Find the lines with "that" in them and copy them out.

• • • • •

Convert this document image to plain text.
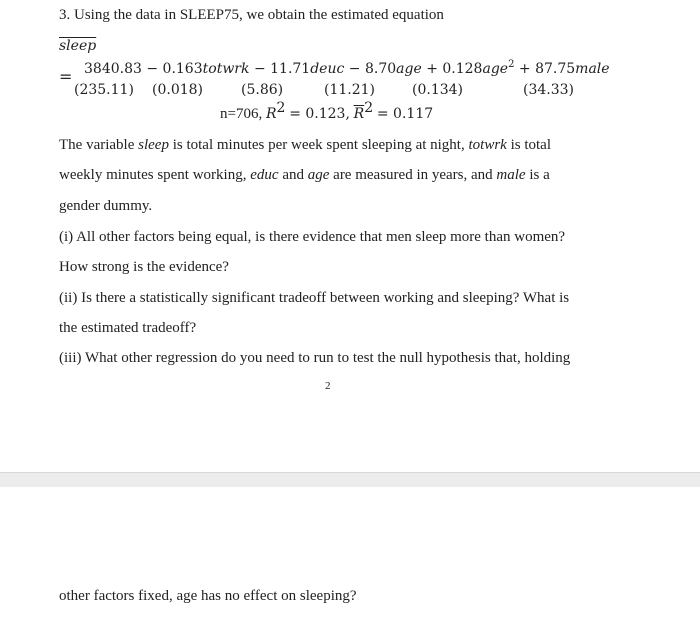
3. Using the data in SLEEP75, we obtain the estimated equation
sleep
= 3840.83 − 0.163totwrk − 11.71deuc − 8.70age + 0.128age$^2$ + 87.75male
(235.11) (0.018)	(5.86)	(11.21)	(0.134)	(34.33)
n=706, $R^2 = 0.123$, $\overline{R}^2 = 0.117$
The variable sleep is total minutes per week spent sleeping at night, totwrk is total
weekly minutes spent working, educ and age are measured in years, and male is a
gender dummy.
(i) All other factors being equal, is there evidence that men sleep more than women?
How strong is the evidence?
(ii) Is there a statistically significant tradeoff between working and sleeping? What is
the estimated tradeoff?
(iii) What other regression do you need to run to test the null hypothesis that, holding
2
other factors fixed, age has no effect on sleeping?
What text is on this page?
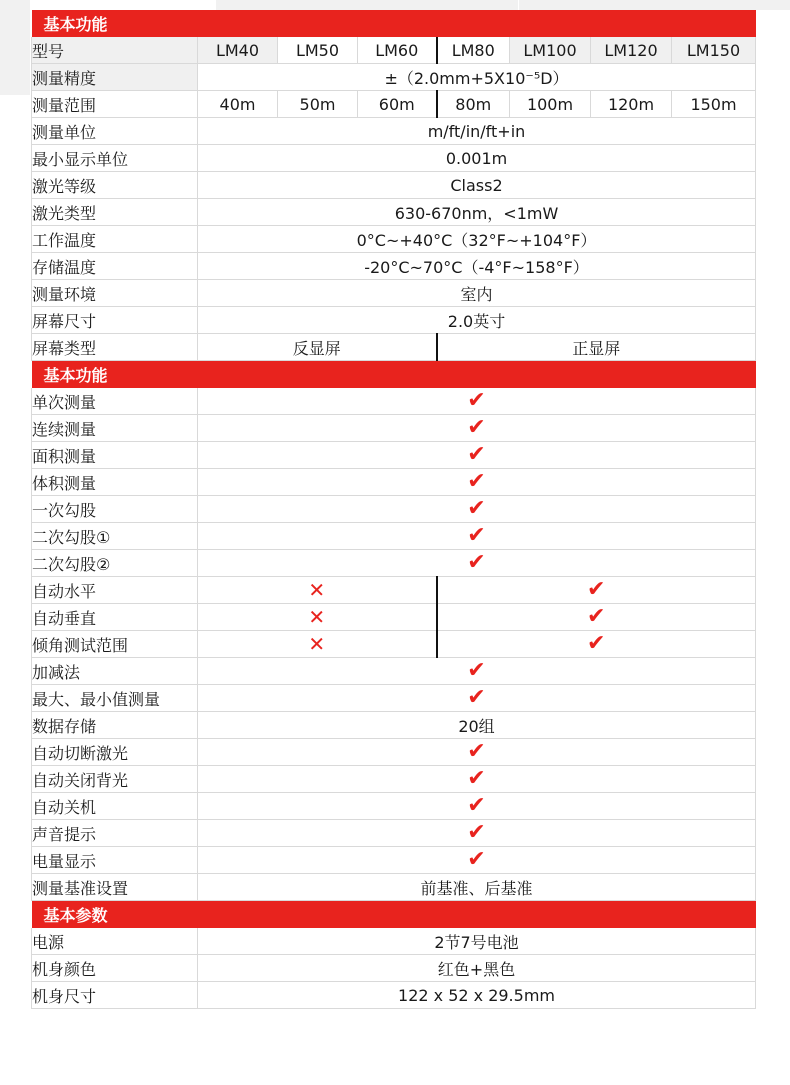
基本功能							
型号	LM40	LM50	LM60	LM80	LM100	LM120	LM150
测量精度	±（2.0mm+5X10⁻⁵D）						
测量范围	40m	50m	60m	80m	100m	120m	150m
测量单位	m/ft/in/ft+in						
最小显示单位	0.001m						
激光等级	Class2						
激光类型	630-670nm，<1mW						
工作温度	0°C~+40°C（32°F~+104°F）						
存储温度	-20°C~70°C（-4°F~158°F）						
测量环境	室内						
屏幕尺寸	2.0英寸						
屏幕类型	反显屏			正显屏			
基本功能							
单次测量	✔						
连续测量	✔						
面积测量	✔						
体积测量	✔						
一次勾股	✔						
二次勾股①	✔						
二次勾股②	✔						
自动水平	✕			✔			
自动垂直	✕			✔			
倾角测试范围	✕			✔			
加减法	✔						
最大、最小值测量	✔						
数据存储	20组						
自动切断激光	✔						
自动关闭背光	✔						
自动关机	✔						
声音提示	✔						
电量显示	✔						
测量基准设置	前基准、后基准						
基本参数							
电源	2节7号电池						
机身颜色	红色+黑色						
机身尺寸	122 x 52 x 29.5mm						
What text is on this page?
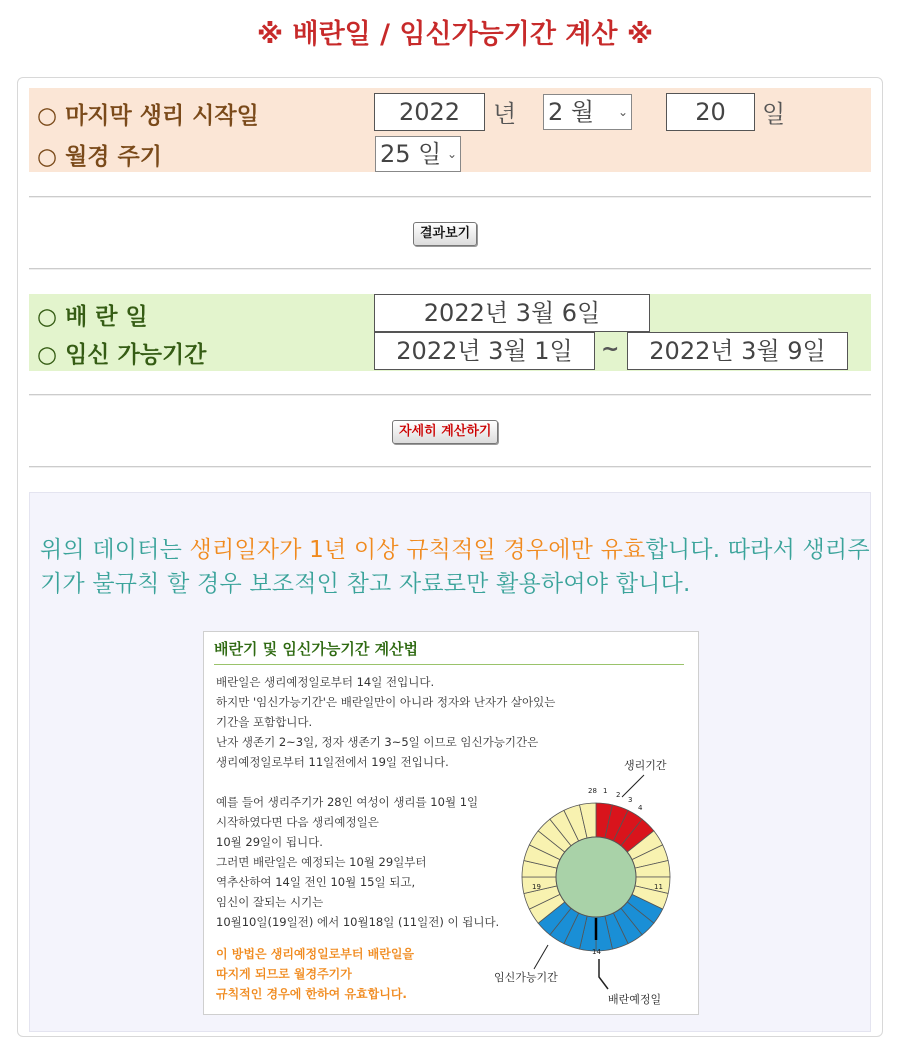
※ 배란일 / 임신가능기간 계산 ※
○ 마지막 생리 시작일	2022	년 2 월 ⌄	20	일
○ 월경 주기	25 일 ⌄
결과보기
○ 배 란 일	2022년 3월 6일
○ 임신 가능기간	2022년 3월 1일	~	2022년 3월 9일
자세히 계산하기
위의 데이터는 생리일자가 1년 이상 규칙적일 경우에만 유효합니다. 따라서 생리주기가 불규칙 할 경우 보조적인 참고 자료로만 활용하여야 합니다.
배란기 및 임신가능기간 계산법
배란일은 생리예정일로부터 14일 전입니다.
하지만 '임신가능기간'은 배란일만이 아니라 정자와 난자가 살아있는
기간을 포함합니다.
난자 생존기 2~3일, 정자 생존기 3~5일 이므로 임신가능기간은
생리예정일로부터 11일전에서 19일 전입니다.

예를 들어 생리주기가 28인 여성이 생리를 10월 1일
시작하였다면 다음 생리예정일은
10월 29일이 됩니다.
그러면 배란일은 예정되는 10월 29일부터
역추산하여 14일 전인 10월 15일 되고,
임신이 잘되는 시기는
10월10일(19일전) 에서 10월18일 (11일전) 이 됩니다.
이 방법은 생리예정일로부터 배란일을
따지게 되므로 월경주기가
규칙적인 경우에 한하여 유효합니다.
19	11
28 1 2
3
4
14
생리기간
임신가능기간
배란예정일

• • • • •

> **CORRECT RESPONSE**:
(i) All other factors being equal, is there evidence that men sleep more than women?
(iii) What other regression do you need to run to test the null hypothesis that, holding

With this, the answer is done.